Challenge => Pull out every line in the data that has the string "populates" in it.
Records for the exercise start
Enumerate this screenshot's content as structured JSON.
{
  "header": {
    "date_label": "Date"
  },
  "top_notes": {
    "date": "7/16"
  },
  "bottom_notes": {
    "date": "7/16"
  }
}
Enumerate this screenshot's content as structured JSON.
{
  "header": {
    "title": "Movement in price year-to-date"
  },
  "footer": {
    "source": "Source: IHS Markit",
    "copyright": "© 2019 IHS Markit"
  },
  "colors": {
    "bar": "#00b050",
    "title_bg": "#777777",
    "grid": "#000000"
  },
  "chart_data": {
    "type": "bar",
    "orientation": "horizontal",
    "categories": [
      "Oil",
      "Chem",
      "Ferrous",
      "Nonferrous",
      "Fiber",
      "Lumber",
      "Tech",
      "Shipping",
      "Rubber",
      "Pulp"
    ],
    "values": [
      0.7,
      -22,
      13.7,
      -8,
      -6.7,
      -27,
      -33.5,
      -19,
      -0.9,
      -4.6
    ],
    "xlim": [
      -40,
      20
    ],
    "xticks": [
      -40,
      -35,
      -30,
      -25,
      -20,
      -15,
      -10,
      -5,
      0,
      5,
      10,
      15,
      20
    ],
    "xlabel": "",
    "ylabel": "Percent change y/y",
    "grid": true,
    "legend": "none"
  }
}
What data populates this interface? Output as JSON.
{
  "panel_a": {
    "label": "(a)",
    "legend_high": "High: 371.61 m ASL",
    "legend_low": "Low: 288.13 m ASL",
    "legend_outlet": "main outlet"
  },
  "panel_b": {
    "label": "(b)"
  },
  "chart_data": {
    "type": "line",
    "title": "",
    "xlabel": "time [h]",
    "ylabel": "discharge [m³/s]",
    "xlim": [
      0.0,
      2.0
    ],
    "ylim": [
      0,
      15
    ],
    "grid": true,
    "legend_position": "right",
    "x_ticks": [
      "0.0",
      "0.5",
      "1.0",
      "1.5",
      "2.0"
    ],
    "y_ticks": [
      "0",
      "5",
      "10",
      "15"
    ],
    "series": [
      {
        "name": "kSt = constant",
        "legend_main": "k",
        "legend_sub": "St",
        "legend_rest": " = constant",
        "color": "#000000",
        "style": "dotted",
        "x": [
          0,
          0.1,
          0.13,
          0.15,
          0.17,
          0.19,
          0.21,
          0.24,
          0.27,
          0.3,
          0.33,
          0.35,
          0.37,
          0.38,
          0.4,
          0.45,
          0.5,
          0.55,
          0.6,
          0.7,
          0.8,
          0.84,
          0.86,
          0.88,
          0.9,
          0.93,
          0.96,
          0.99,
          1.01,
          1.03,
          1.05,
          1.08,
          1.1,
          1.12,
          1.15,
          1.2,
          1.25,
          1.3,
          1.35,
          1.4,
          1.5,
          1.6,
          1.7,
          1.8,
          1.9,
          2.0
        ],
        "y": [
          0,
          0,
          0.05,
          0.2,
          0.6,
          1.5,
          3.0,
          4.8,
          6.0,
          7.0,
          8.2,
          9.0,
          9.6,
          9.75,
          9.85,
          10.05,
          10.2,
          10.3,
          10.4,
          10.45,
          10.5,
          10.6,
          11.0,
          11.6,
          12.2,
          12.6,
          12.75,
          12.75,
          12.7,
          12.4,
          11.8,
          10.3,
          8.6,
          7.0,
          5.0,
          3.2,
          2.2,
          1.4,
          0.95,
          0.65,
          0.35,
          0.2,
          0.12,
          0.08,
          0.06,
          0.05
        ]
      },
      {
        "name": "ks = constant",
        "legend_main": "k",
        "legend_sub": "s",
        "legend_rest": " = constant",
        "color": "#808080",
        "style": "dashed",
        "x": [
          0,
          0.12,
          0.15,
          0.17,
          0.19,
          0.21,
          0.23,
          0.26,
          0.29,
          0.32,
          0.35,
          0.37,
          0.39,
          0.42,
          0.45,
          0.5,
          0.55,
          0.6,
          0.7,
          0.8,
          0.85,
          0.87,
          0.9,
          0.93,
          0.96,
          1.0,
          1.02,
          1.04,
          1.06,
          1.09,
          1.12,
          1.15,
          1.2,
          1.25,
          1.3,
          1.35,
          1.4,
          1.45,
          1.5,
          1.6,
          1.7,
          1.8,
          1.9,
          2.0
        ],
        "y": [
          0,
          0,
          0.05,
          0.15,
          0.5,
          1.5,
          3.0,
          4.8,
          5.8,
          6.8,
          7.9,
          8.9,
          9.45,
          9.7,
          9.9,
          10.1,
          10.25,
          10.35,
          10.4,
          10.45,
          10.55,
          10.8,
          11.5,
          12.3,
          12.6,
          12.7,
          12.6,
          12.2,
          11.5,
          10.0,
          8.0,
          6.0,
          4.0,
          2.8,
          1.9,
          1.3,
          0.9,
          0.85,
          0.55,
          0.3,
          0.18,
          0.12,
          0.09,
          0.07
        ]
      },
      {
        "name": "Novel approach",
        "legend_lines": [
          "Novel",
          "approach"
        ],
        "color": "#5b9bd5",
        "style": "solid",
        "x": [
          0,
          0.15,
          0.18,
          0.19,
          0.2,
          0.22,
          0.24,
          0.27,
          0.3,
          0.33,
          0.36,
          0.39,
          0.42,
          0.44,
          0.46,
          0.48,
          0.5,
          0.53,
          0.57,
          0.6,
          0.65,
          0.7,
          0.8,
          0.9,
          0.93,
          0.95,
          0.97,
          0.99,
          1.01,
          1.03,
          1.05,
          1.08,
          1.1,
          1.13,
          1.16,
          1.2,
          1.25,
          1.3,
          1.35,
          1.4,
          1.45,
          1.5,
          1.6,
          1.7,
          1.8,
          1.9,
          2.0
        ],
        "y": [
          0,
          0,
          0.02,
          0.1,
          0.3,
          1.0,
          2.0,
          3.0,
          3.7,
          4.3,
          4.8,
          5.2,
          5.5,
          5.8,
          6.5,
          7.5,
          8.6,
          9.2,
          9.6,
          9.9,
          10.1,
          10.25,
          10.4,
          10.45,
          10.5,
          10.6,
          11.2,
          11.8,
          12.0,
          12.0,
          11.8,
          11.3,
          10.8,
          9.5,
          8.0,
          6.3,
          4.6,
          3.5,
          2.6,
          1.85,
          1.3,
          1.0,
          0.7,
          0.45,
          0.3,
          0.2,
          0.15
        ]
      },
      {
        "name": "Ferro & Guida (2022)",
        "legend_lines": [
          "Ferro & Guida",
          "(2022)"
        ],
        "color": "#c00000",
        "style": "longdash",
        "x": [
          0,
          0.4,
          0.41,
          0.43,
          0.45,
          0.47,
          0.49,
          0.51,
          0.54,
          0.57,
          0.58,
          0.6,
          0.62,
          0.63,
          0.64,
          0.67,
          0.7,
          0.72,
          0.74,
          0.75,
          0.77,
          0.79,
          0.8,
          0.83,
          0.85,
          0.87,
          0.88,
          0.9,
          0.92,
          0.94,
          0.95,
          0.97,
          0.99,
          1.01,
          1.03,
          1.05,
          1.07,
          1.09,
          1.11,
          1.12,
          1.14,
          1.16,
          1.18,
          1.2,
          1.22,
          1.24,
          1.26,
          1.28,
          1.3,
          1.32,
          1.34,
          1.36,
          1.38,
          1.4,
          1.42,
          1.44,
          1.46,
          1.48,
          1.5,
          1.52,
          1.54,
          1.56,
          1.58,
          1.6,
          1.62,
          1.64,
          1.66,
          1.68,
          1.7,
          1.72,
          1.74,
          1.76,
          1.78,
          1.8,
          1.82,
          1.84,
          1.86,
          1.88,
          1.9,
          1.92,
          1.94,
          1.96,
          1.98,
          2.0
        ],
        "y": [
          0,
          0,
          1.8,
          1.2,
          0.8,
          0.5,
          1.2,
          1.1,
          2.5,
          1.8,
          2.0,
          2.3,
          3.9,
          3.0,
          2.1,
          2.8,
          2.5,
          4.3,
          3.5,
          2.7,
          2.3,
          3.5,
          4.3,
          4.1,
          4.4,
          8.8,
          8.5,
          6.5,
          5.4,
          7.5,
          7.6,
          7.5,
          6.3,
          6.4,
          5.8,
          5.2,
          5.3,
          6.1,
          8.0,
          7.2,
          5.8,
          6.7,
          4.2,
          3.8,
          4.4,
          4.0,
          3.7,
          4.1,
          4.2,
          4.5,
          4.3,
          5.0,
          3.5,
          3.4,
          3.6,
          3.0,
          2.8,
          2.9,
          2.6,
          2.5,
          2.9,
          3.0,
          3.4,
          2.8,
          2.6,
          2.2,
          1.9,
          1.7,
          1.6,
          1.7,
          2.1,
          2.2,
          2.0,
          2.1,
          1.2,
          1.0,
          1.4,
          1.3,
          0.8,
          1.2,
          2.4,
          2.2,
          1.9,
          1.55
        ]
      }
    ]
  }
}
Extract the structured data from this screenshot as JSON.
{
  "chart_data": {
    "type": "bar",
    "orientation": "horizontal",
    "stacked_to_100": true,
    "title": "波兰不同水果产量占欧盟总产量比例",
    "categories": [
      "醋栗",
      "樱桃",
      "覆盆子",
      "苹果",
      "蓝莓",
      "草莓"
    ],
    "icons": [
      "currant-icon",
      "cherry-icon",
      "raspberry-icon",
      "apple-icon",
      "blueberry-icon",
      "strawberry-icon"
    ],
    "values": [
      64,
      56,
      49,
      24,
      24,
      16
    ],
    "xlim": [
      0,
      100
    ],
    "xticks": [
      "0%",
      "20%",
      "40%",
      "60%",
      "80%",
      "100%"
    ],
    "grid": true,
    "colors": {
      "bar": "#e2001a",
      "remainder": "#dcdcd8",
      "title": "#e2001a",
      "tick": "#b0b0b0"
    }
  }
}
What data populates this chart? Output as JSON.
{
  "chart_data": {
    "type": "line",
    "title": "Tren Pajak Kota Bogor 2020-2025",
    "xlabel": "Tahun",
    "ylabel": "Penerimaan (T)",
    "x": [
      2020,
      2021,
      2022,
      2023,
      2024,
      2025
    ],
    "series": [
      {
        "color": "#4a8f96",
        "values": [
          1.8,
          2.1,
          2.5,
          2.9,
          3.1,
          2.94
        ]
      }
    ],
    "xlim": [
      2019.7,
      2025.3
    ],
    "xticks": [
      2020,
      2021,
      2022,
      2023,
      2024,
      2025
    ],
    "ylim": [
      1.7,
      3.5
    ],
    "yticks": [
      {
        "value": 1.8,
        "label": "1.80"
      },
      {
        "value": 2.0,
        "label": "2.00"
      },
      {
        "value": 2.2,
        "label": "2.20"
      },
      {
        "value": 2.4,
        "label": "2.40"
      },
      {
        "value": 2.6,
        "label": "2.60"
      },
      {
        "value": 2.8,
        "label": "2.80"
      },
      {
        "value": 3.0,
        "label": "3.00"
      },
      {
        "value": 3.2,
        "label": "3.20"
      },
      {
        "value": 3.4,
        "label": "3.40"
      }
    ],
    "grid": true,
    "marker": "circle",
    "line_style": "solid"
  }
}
Records for the exercise end
Complete response =>
What data populates this interface? Output as JSON.
What data populates this chart? Output as JSON.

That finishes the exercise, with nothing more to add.